◆ **The records**
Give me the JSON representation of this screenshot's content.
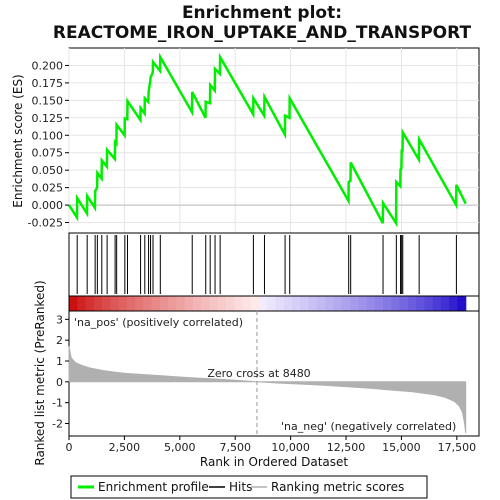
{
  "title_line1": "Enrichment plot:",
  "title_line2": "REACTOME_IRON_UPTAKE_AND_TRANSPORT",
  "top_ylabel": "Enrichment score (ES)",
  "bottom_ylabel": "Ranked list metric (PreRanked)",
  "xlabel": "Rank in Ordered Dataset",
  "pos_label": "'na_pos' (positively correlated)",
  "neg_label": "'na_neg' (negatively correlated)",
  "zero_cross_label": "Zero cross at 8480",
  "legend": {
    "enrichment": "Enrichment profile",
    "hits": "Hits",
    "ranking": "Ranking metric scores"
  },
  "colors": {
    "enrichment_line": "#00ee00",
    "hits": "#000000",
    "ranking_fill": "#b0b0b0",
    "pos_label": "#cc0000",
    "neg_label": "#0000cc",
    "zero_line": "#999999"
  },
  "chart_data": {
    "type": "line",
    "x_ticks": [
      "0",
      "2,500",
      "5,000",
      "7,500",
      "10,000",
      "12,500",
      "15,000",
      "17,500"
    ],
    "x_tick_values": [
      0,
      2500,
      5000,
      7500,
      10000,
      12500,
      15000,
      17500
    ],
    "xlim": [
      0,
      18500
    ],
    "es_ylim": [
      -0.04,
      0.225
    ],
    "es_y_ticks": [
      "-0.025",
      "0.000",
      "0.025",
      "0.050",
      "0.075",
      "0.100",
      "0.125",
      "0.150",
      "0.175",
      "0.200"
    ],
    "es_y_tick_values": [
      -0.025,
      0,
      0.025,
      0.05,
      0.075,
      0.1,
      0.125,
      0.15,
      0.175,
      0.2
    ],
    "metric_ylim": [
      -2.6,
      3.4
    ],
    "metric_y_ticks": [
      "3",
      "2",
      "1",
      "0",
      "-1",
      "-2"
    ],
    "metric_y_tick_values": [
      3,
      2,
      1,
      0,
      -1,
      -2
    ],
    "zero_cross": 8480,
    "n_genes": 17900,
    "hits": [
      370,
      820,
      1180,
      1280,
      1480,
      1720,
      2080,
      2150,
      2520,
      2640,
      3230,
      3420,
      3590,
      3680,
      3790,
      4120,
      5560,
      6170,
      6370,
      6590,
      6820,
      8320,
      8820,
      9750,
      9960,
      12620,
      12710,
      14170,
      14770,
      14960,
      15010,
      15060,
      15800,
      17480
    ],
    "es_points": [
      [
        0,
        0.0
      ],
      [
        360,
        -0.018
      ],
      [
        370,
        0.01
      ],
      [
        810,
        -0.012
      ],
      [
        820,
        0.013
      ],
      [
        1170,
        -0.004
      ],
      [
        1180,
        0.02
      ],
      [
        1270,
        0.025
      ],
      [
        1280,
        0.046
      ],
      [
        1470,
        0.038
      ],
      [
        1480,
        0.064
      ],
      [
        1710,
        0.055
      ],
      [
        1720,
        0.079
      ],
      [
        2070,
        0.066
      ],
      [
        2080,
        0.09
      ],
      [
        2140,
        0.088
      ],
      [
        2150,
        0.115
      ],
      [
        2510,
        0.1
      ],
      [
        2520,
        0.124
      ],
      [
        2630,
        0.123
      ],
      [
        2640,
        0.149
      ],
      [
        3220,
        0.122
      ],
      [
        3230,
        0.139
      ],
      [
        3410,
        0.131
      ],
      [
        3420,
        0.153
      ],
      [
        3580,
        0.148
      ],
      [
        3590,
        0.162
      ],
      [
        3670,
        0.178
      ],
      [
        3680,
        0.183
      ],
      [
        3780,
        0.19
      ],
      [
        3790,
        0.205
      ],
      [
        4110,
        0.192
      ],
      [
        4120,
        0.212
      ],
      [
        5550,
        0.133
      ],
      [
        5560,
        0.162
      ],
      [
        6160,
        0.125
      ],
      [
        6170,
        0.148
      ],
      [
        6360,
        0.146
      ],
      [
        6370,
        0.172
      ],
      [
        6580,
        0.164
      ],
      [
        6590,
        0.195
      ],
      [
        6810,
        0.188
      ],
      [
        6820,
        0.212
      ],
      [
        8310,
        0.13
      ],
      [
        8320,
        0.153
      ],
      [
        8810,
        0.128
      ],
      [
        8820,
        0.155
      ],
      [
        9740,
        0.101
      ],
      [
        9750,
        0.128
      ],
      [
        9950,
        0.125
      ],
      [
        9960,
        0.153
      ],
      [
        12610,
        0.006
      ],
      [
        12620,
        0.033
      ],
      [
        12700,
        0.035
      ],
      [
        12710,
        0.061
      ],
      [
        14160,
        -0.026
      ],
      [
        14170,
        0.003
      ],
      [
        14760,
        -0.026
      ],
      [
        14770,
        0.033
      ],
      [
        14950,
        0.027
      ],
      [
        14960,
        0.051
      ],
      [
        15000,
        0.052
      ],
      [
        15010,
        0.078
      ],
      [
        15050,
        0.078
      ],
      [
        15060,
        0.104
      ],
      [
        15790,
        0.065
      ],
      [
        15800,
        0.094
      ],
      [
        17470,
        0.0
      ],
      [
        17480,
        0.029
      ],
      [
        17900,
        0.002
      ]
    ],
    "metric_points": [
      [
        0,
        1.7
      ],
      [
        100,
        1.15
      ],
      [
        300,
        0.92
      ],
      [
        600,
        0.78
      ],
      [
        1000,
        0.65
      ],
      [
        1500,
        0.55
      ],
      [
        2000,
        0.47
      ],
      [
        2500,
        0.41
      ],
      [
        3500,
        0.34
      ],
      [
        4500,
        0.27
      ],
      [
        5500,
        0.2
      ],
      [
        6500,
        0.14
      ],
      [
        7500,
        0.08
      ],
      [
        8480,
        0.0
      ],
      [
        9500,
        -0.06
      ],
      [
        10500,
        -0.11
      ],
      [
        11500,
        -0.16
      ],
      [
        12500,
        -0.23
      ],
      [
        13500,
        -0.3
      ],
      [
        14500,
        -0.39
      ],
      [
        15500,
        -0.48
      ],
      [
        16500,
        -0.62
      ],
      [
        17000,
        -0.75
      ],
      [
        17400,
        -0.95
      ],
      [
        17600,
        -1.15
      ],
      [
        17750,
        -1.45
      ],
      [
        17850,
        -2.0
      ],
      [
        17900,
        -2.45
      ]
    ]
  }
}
* * *
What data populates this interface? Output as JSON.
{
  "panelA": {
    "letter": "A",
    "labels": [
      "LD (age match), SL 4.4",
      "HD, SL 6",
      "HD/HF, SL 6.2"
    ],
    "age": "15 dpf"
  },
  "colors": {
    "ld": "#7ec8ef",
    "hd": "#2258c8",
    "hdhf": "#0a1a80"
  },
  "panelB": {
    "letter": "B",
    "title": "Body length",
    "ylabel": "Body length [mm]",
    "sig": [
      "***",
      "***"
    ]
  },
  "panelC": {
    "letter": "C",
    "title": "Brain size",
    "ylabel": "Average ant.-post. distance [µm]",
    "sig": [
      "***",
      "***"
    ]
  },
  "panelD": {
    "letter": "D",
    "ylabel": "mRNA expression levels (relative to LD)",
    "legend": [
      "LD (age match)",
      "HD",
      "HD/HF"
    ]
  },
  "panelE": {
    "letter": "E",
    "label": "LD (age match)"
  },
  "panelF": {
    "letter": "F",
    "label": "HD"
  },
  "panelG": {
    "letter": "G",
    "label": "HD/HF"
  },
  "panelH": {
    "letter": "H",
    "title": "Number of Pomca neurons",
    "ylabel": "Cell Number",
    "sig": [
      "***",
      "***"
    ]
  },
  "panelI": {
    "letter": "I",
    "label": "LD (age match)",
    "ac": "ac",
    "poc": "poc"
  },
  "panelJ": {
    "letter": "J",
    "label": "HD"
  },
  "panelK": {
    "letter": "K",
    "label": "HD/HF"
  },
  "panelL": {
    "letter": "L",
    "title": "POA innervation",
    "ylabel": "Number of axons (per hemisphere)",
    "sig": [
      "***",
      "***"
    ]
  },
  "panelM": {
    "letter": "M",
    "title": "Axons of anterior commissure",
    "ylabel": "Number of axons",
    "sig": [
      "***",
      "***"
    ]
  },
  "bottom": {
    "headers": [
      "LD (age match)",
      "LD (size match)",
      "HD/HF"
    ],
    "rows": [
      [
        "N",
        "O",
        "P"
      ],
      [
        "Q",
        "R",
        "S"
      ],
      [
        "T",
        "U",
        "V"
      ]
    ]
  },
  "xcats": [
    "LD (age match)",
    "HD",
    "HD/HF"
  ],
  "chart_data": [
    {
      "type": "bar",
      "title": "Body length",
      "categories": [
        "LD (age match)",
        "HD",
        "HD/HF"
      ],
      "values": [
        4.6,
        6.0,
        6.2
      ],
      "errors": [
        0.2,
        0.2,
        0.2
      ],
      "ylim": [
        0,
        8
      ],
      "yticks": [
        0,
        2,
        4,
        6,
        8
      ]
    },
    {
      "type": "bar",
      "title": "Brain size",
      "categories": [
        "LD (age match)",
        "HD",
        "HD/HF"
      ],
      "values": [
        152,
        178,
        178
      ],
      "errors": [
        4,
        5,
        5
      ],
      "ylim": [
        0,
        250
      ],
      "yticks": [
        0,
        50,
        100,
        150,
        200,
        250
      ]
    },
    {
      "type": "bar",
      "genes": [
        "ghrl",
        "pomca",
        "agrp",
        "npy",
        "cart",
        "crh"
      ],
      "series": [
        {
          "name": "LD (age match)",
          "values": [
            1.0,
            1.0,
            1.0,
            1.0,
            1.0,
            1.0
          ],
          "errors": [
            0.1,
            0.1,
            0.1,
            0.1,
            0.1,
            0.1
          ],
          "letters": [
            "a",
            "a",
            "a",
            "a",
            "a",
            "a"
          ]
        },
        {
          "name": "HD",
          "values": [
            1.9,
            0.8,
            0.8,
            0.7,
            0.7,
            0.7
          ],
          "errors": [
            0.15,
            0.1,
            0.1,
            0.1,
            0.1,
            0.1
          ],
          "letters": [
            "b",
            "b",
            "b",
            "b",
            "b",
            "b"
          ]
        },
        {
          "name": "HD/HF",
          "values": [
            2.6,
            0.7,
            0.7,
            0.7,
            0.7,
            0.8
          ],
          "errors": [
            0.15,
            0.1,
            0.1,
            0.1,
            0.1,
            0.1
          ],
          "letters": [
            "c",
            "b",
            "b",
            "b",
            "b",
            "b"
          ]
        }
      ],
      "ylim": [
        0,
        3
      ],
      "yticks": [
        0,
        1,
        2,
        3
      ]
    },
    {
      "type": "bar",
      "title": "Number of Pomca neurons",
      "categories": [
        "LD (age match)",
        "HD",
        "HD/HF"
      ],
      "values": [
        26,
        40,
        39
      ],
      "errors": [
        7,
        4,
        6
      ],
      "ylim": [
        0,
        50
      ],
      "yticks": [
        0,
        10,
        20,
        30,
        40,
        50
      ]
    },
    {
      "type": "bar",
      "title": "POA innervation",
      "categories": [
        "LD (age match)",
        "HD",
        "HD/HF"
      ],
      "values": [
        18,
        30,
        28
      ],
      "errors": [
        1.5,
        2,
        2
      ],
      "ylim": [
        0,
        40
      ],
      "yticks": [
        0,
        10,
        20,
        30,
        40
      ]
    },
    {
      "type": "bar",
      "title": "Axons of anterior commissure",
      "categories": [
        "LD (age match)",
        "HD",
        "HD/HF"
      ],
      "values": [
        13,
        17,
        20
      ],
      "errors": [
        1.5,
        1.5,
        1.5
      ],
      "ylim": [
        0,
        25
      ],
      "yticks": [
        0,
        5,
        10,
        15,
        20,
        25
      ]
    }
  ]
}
...
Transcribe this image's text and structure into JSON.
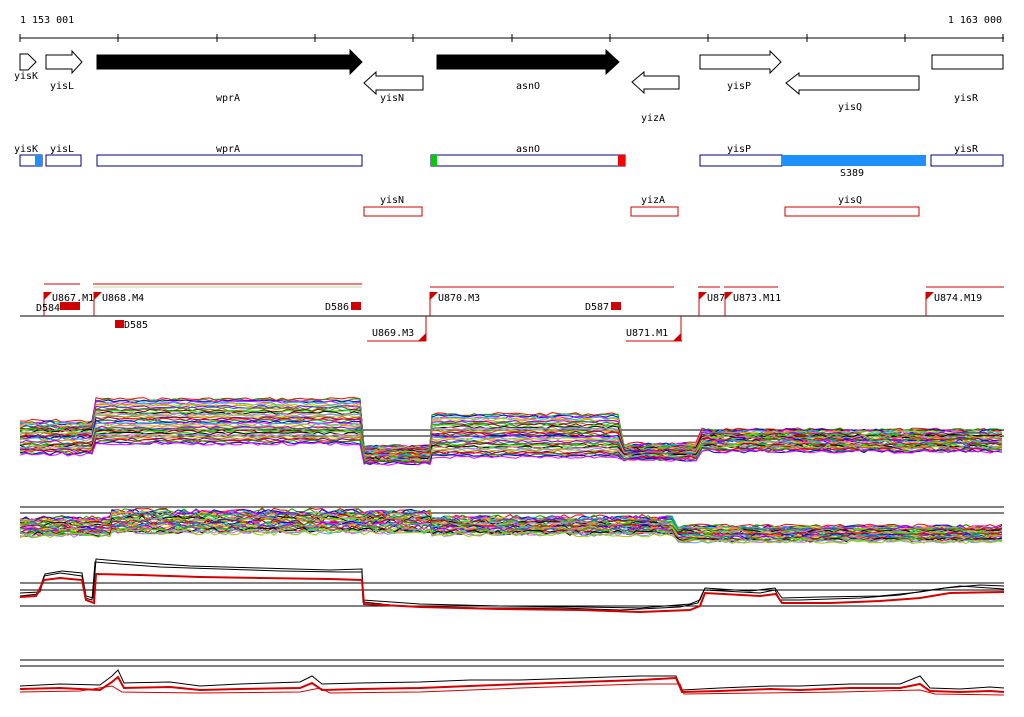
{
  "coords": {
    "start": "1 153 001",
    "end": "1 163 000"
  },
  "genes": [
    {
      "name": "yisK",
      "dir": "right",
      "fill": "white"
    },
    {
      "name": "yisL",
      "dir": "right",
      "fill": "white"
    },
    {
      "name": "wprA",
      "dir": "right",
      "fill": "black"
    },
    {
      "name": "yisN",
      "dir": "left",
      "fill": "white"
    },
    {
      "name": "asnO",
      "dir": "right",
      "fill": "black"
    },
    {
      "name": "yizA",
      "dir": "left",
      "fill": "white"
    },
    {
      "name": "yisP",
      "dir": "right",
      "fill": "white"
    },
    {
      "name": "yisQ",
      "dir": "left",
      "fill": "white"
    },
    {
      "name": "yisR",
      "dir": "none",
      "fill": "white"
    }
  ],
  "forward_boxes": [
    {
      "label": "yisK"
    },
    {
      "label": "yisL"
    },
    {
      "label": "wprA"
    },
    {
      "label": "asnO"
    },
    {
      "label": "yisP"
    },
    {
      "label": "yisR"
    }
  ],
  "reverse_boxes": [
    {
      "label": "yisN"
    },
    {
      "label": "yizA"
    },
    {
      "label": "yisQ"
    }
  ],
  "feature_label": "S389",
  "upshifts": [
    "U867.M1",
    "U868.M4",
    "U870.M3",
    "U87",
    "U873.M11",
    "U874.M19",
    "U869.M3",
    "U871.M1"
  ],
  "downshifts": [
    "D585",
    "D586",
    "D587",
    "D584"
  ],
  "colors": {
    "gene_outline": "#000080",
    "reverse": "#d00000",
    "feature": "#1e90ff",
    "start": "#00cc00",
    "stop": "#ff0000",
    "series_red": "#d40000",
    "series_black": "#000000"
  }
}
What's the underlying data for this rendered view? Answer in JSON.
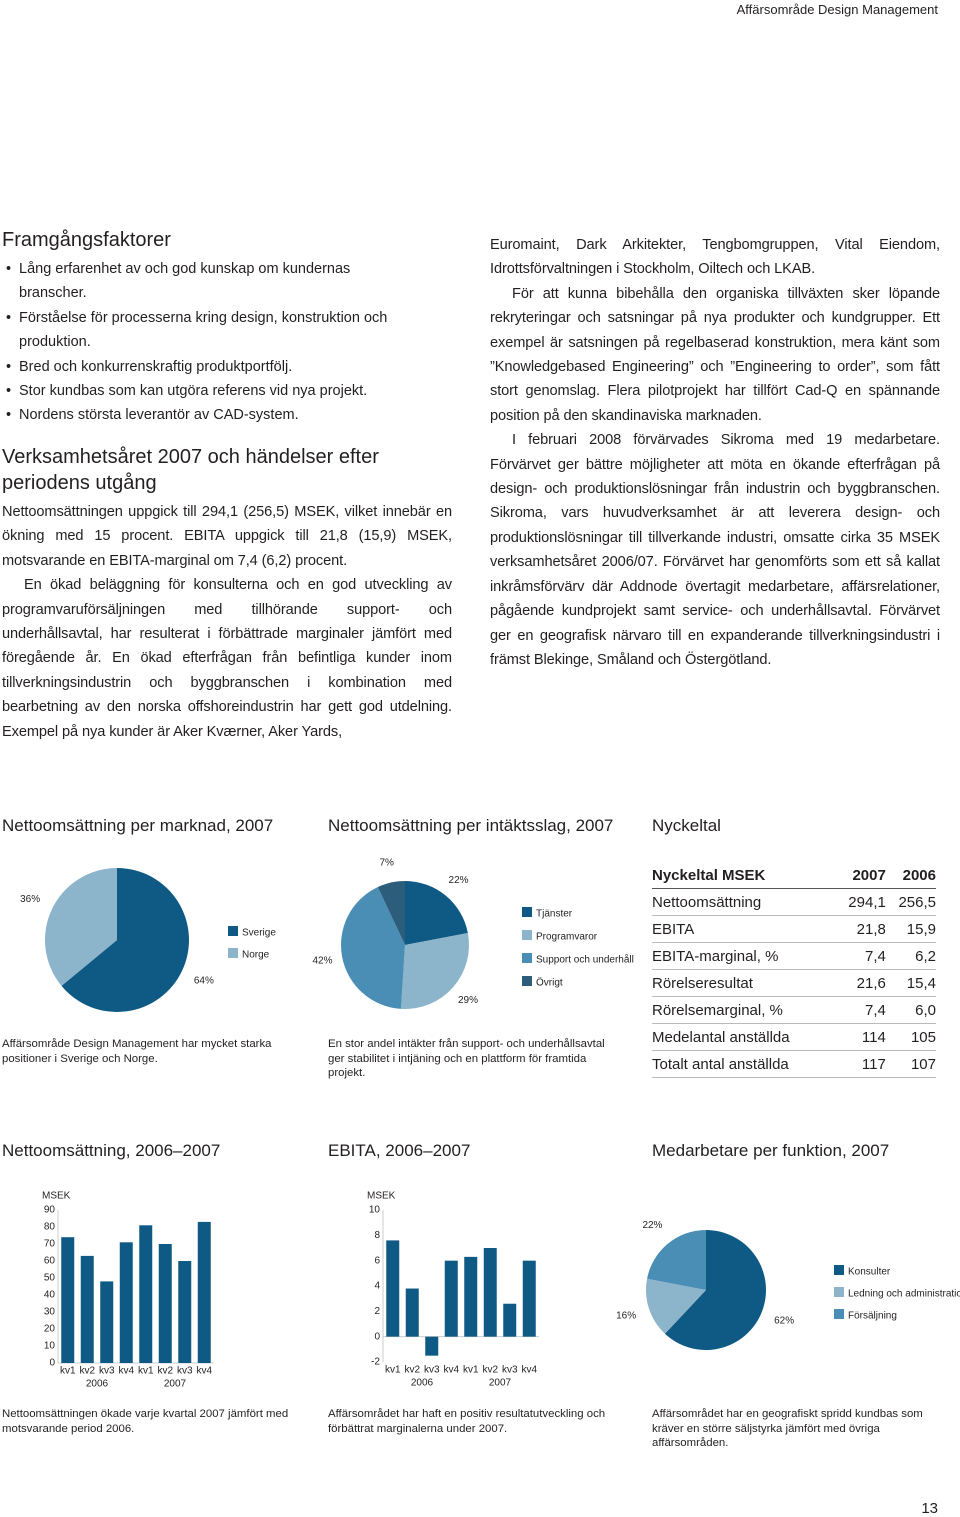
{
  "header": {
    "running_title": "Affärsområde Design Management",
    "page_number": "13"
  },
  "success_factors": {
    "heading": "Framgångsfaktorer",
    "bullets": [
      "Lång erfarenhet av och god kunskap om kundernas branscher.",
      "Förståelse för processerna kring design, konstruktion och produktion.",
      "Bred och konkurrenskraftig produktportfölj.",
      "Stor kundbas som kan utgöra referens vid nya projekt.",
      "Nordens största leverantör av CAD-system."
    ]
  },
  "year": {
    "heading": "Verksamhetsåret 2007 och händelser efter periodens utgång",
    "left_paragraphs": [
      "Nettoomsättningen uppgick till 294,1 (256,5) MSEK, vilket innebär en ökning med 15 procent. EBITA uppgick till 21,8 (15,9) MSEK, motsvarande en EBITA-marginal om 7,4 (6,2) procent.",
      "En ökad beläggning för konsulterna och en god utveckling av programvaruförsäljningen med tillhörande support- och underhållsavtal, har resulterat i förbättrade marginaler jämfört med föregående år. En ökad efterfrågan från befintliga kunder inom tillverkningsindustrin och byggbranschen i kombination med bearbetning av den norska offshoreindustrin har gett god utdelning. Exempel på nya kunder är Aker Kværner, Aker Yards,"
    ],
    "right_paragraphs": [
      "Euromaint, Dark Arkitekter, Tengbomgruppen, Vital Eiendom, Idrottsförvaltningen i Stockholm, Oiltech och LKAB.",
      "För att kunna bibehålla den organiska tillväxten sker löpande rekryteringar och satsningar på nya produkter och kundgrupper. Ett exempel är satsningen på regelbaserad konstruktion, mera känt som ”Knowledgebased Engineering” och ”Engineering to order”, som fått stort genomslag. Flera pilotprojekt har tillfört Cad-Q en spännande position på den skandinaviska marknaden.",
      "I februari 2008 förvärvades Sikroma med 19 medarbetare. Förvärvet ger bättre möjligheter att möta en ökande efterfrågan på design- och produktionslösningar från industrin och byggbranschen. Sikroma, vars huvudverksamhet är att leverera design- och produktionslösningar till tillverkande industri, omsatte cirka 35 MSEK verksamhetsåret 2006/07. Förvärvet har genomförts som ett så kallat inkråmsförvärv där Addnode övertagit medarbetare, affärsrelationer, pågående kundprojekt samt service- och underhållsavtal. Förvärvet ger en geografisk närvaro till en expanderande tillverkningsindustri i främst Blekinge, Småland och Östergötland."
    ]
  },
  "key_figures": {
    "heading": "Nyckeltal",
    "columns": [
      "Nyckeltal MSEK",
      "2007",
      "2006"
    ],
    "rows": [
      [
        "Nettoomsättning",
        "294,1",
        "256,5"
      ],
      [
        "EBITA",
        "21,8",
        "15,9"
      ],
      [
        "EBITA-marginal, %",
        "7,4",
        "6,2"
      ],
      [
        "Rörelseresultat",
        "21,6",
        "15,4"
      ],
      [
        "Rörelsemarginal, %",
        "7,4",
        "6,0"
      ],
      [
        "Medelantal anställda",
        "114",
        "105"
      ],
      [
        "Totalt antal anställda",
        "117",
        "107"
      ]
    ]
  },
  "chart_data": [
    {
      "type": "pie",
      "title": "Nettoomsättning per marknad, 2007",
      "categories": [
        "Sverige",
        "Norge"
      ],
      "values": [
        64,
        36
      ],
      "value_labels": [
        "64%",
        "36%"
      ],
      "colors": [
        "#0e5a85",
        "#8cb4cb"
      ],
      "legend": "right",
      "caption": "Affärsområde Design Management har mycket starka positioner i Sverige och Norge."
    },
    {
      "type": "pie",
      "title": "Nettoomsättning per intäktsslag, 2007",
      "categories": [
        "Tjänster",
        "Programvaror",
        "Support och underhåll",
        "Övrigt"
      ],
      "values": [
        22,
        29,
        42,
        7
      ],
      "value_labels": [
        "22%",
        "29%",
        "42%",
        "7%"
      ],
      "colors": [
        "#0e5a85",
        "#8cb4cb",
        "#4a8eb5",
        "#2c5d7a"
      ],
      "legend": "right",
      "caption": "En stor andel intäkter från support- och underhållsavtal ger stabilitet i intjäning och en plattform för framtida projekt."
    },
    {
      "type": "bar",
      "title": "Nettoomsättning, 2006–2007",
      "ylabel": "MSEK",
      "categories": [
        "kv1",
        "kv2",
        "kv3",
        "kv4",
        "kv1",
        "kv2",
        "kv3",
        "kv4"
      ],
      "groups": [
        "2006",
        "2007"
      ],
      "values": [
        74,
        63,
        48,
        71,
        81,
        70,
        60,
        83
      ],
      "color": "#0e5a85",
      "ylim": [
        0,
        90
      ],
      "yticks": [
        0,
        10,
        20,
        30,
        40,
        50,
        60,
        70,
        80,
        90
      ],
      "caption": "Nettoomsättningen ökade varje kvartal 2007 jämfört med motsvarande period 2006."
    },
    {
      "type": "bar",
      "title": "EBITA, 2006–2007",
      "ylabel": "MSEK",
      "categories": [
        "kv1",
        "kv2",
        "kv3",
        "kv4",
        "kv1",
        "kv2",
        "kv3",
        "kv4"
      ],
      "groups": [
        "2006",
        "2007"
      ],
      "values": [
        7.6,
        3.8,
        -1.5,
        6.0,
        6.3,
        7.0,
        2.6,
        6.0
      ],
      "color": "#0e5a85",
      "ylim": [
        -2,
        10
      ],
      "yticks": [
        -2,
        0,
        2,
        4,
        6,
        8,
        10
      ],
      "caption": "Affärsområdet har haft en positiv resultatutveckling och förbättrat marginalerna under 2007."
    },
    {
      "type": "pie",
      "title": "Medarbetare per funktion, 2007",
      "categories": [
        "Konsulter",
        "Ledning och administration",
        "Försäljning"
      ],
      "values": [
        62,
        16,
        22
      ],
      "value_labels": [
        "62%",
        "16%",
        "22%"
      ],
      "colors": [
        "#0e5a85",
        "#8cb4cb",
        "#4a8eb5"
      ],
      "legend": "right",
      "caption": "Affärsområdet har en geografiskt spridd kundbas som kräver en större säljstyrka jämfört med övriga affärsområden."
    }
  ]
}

◆ **Exercise goal**
Copy every line from the records above that contains the string "caption".

◆ **Task result**
      "caption": "Affärsområde Design Management har mycket starka positioner i Sverige och Norge."
      "caption": "En stor andel intäkter från support- och underhållsavtal ger stabilitet i intjäning och en plattform för framtida projekt."
      "caption": "Nettoomsättningen ökade varje kvartal 2007 jämfört med motsvarande period 2006."
      "caption": "Affärsområdet har haft en positiv resultatutveckling och förbättrat marginalerna under 2007."
      "caption": "Affärsområdet har en geografiskt spridd kundbas som kräver en större säljstyrka jämfört med övriga affärsområden."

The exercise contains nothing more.